## Information given
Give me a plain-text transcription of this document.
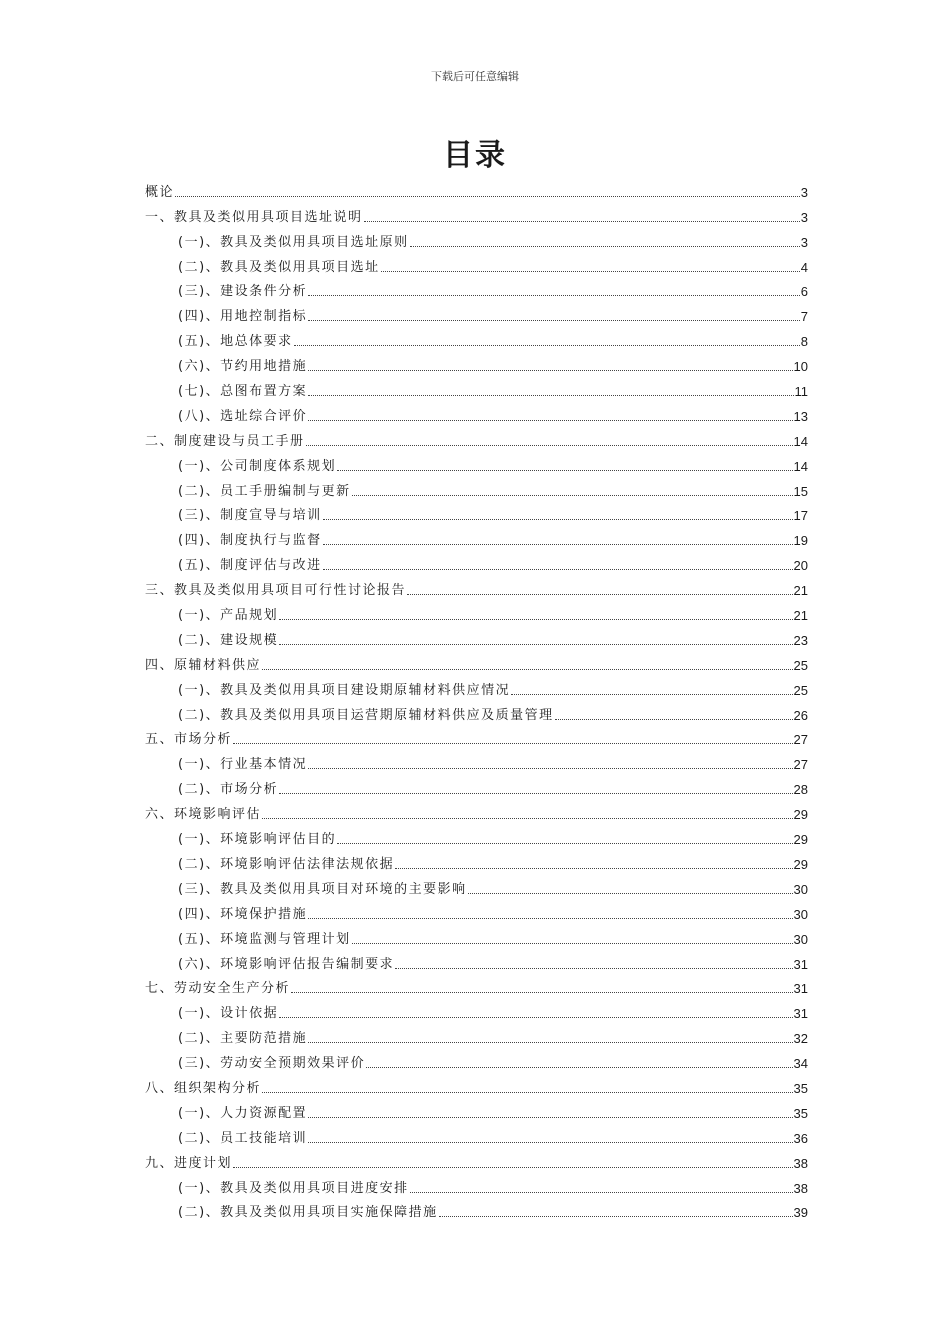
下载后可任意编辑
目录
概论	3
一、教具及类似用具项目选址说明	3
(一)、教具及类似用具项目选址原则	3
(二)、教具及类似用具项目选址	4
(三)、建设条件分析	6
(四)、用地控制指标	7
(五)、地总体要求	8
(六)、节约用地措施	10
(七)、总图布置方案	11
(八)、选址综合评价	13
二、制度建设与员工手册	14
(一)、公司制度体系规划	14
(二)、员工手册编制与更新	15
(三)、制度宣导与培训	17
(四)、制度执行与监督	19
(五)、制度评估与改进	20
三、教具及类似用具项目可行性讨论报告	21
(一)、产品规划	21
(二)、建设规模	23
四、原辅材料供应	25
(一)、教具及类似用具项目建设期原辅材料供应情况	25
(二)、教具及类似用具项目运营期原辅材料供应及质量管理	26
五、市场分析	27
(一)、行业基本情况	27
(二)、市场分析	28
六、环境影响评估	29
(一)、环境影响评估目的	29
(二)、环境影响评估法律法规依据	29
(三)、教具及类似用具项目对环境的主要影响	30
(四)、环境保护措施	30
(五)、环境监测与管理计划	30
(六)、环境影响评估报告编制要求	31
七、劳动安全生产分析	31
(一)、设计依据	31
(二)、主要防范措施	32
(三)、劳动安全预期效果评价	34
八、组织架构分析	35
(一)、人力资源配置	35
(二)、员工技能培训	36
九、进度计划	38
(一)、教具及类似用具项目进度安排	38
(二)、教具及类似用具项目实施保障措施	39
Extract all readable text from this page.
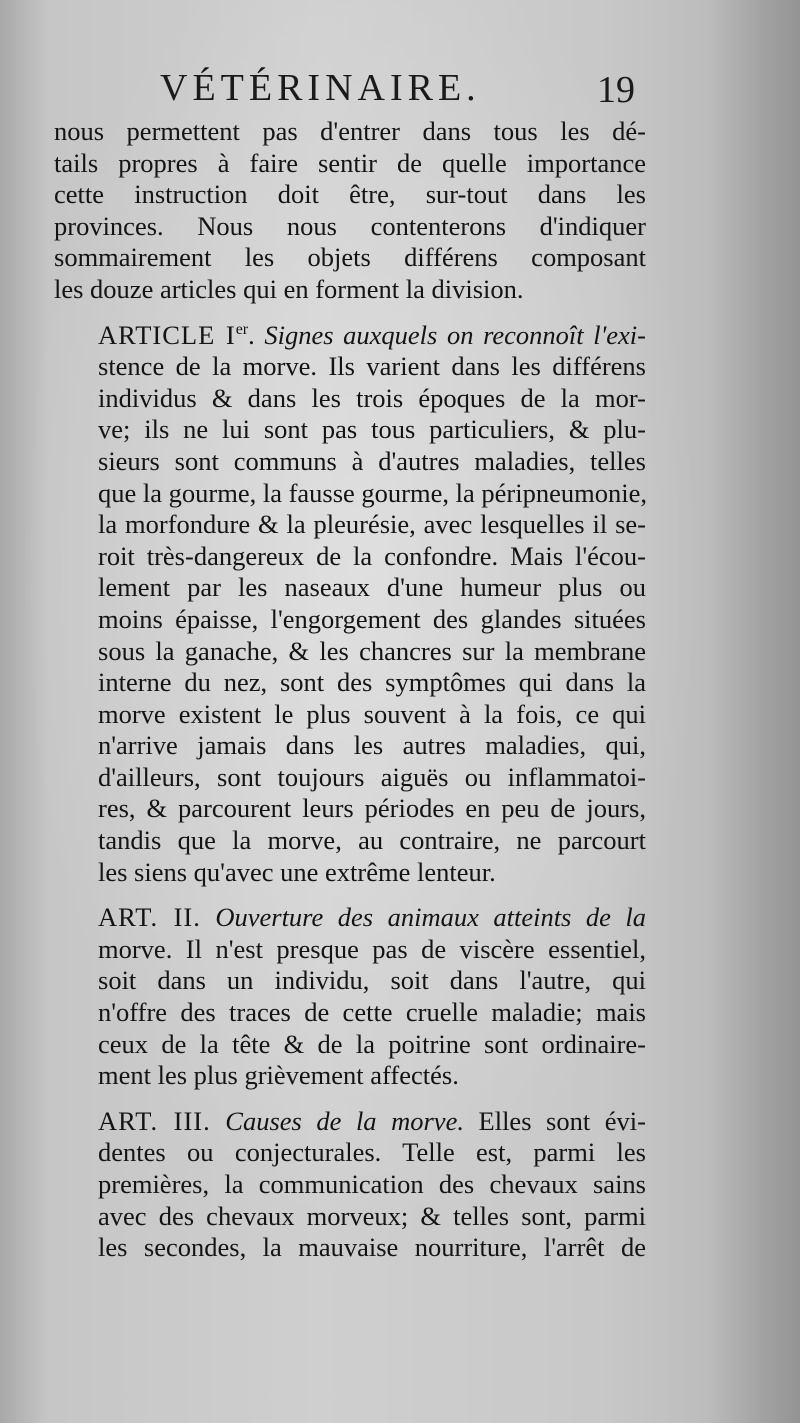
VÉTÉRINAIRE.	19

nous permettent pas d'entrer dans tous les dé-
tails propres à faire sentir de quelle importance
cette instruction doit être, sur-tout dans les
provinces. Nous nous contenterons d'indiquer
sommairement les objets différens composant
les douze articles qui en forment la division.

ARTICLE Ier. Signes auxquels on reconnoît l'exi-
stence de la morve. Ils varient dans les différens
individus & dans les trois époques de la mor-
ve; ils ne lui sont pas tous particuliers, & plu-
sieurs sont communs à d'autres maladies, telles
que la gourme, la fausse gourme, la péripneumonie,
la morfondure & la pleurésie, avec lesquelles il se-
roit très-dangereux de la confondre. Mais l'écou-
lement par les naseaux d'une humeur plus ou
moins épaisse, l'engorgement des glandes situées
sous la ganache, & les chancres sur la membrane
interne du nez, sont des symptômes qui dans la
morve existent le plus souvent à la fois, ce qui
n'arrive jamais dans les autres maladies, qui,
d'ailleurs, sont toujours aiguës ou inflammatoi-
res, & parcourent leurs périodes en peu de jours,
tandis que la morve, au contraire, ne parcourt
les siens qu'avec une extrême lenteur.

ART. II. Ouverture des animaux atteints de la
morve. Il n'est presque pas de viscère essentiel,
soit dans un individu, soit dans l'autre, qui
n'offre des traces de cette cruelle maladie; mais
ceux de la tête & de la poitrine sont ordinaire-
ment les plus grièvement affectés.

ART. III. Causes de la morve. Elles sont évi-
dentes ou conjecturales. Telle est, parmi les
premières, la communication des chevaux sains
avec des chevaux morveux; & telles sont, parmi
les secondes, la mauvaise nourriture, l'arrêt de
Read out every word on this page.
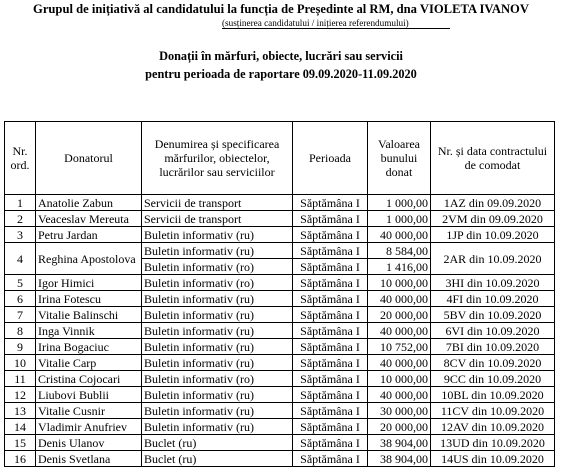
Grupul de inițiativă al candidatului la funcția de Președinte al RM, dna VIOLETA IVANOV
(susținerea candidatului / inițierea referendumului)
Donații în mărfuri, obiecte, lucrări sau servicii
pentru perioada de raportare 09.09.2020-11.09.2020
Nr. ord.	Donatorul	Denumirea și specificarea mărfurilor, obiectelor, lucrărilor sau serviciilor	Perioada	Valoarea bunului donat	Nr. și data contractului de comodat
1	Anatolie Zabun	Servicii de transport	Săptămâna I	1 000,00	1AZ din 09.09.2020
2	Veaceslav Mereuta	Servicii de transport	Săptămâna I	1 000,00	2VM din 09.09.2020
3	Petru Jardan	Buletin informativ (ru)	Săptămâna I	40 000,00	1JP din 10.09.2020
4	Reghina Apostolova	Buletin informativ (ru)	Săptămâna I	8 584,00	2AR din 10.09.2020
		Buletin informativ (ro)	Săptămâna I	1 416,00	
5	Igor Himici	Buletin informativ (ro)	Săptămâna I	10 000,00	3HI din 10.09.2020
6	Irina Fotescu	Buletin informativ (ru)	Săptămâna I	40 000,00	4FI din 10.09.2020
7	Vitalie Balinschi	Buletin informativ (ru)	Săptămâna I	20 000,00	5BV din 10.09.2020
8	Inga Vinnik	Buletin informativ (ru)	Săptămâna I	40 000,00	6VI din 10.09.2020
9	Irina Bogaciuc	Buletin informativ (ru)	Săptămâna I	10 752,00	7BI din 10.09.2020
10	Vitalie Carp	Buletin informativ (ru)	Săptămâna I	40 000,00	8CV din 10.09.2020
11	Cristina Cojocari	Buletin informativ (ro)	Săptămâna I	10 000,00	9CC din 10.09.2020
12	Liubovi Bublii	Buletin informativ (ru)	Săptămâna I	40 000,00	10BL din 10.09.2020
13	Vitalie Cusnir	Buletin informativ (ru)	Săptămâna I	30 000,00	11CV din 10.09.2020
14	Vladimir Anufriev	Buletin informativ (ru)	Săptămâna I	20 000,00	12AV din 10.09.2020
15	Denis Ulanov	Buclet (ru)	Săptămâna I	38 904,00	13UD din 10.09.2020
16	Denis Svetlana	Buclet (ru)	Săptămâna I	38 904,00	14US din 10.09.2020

## Direction
In the material above, how many lines hold the word "parmi"? Say only the number.

## Answer to the problem
2